* EXERCISE:
Repeat the material verbatim and drop the pictures.
☆ ☆ ☆ ☆
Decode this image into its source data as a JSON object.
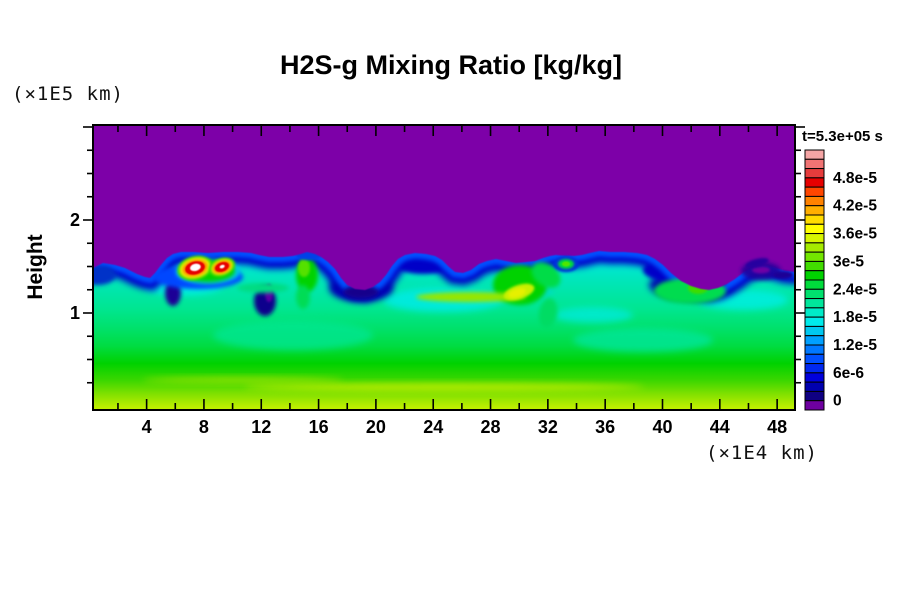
{
  "title": "H2S-g Mixing Ratio [kg/kg]",
  "time_label": "t=5.3e+05 s",
  "axes": {
    "y_unit_label": "(×1E5 km)",
    "y_axis_label": "Height",
    "y_tick_labels": [
      "1",
      "2"
    ],
    "x_unit_label": "(×1E4 km)",
    "x_tick_labels": [
      "4",
      "8",
      "12",
      "16",
      "20",
      "24",
      "28",
      "32",
      "36",
      "40",
      "44",
      "48"
    ]
  },
  "colorbar": {
    "segments_top_to_bottom": [
      "#F5A5A5",
      "#F07373",
      "#E63C3C",
      "#E60000",
      "#FF4600",
      "#FF8200",
      "#FFAF00",
      "#FFDC00",
      "#FFFF00",
      "#D7F500",
      "#A5EB00",
      "#73E600",
      "#41DC00",
      "#00D200",
      "#00DC3C",
      "#00E16E",
      "#00E69B",
      "#00EBC8",
      "#00EBEB",
      "#00C8F0",
      "#00A0FF",
      "#0078FF",
      "#0050FF",
      "#0028F0",
      "#0000DC",
      "#0000AF",
      "#0F0082",
      "#6E00A0"
    ],
    "tick_labels_top_to_bottom": [
      "4.8e-5",
      "4.2e-5",
      "3.6e-5",
      "3e-5",
      "2.4e-5",
      "1.8e-5",
      "1.2e-5",
      "6e-6",
      "0"
    ]
  },
  "colors": {
    "background": "#FFFFFF",
    "axis": "#000000",
    "field_zero_purple": "#7D00A8",
    "interface_navy": "#0000C8",
    "interface_blue": "#0050FF",
    "mixed_layer_cyan": "#00E6C3",
    "plume_green": "#00D200",
    "plume_core_red": "#E60000",
    "plume_core_white": "#FFFFFF",
    "bottom_yellow_green": "#C8F000"
  },
  "chart_data": {
    "type": "heatmap",
    "title": "H2S-g Mixing Ratio [kg/kg]",
    "time": "t=5.3e+05 s",
    "xlabel": "(×1E4 km)",
    "ylabel": "Height (×1E5 km)",
    "xlim": [
      0.3,
      49.5
    ],
    "ylim": [
      0,
      3.05
    ],
    "x_ticks": [
      4,
      8,
      12,
      16,
      20,
      24,
      28,
      32,
      36,
      40,
      44,
      48
    ],
    "x_minor_tick_step": 2,
    "y_ticks": [
      1,
      2
    ],
    "y_minor_tick_step": 0.25,
    "value_unit": "kg/kg",
    "value_levels": {
      "min": 0,
      "max": 5.4e-05,
      "step": 2e-06
    },
    "legend_position": "right-colorbar",
    "grid": false,
    "field_summary": [
      {
        "region": "upper atmosphere (uniform)",
        "height_range": [
          1.55,
          3.05
        ],
        "mixing_ratio": 0
      },
      {
        "region": "entrainment interface with billows",
        "height_range": [
          1.2,
          1.55
        ],
        "mixing_ratio": "0 to 1.2e-5"
      },
      {
        "region": "well-mixed turbulent layer",
        "height_range": [
          0.45,
          1.2
        ],
        "mixing_ratio": "1.8e-5 to 2.6e-5"
      },
      {
        "region": "lower gradient layer",
        "height_range": [
          0,
          0.45
        ],
        "mixing_ratio": "2.6e-5 to 4.2e-5 increasing downward"
      }
    ],
    "features": [
      {
        "name": "strong plume core (white/red)",
        "x": 7.4,
        "height": 1.48,
        "peak_mixing_ratio": "5.4e-5"
      },
      {
        "name": "second plume core (red)",
        "x": 9.3,
        "height": 1.48,
        "peak_mixing_ratio": "5.0e-5"
      },
      {
        "name": "green updraft curl",
        "x": 15.3,
        "height": 1.4,
        "mixing_ratio": "3e-5"
      },
      {
        "name": "plume with yellow core",
        "x": 29.7,
        "height": 1.23,
        "mixing_ratio": "4e-5"
      },
      {
        "name": "detached green blob in purple layer",
        "x": 33.3,
        "height": 1.52,
        "mixing_ratio": "3e-5"
      },
      {
        "name": "green mound",
        "x": 41.9,
        "height": 1.28,
        "mixing_ratio": "3e-5"
      },
      {
        "name": "dark navy billow swirl",
        "x": 46.9,
        "height": 1.46,
        "mixing_ratio": "4e-6"
      }
    ]
  }
}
☆ ☆ ☆ ☆
* PROBLEM SOLUTION:
Decode this image into its source data as a JSON object.
{
  "title": "H2S-g Mixing Ratio [kg/kg]",
  "time_label": "t=5.3e+05 s",
  "axes": {
    "y_unit_label": "(×1E5 km)",
    "y_axis_label": "Height",
    "y_tick_labels": [
      "1",
      "2"
    ],
    "x_unit_label": "(×1E4 km)",
    "x_tick_labels": [
      "4",
      "8",
      "12",
      "16",
      "20",
      "24",
      "28",
      "32",
      "36",
      "40",
      "44",
      "48"
    ]
  },
  "colorbar": {
    "segments_top_to_bottom": [
      "#F5A5A5",
      "#F07373",
      "#E63C3C",
      "#E60000",
      "#FF4600",
      "#FF8200",
      "#FFAF00",
      "#FFDC00",
      "#FFFF00",
      "#D7F500",
      "#A5EB00",
      "#73E600",
      "#41DC00",
      "#00D200",
      "#00DC3C",
      "#00E16E",
      "#00E69B",
      "#00EBC8",
      "#00EBEB",
      "#00C8F0",
      "#00A0FF",
      "#0078FF",
      "#0050FF",
      "#0028F0",
      "#0000DC",
      "#0000AF",
      "#0F0082",
      "#6E00A0"
    ],
    "tick_labels_top_to_bottom": [
      "4.8e-5",
      "4.2e-5",
      "3.6e-5",
      "3e-5",
      "2.4e-5",
      "1.8e-5",
      "1.2e-5",
      "6e-6",
      "0"
    ]
  },
  "colors": {
    "background": "#FFFFFF",
    "axis": "#000000",
    "field_zero_purple": "#7D00A8",
    "interface_navy": "#0000C8",
    "interface_blue": "#0050FF",
    "mixed_layer_cyan": "#00E6C3",
    "plume_green": "#00D200",
    "plume_core_red": "#E60000",
    "plume_core_white": "#FFFFFF",
    "bottom_yellow_green": "#C8F000"
  },
  "chart_data": {
    "type": "heatmap",
    "title": "H2S-g Mixing Ratio [kg/kg]",
    "time": "t=5.3e+05 s",
    "xlabel": "(×1E4 km)",
    "ylabel": "Height (×1E5 km)",
    "xlim": [
      0.3,
      49.5
    ],
    "ylim": [
      0,
      3.05
    ],
    "x_ticks": [
      4,
      8,
      12,
      16,
      20,
      24,
      28,
      32,
      36,
      40,
      44,
      48
    ],
    "x_minor_tick_step": 2,
    "y_ticks": [
      1,
      2
    ],
    "y_minor_tick_step": 0.25,
    "value_unit": "kg/kg",
    "value_levels": {
      "min": 0,
      "max": 5.4e-05,
      "step": 2e-06
    },
    "legend_position": "right-colorbar",
    "grid": false,
    "field_summary": [
      {
        "region": "upper atmosphere (uniform)",
        "height_range": [
          1.55,
          3.05
        ],
        "mixing_ratio": 0
      },
      {
        "region": "entrainment interface with billows",
        "height_range": [
          1.2,
          1.55
        ],
        "mixing_ratio": "0 to 1.2e-5"
      },
      {
        "region": "well-mixed turbulent layer",
        "height_range": [
          0.45,
          1.2
        ],
        "mixing_ratio": "1.8e-5 to 2.6e-5"
      },
      {
        "region": "lower gradient layer",
        "height_range": [
          0,
          0.45
        ],
        "mixing_ratio": "2.6e-5 to 4.2e-5 increasing downward"
      }
    ],
    "features": [
      {
        "name": "strong plume core (white/red)",
        "x": 7.4,
        "height": 1.48,
        "peak_mixing_ratio": "5.4e-5"
      },
      {
        "name": "second plume core (red)",
        "x": 9.3,
        "height": 1.48,
        "peak_mixing_ratio": "5.0e-5"
      },
      {
        "name": "green updraft curl",
        "x": 15.3,
        "height": 1.4,
        "mixing_ratio": "3e-5"
      },
      {
        "name": "plume with yellow core",
        "x": 29.7,
        "height": 1.23,
        "mixing_ratio": "4e-5"
      },
      {
        "name": "detached green blob in purple layer",
        "x": 33.3,
        "height": 1.52,
        "mixing_ratio": "3e-5"
      },
      {
        "name": "green mound",
        "x": 41.9,
        "height": 1.28,
        "mixing_ratio": "3e-5"
      },
      {
        "name": "dark navy billow swirl",
        "x": 46.9,
        "height": 1.46,
        "mixing_ratio": "4e-6"
      }
    ]
  }
}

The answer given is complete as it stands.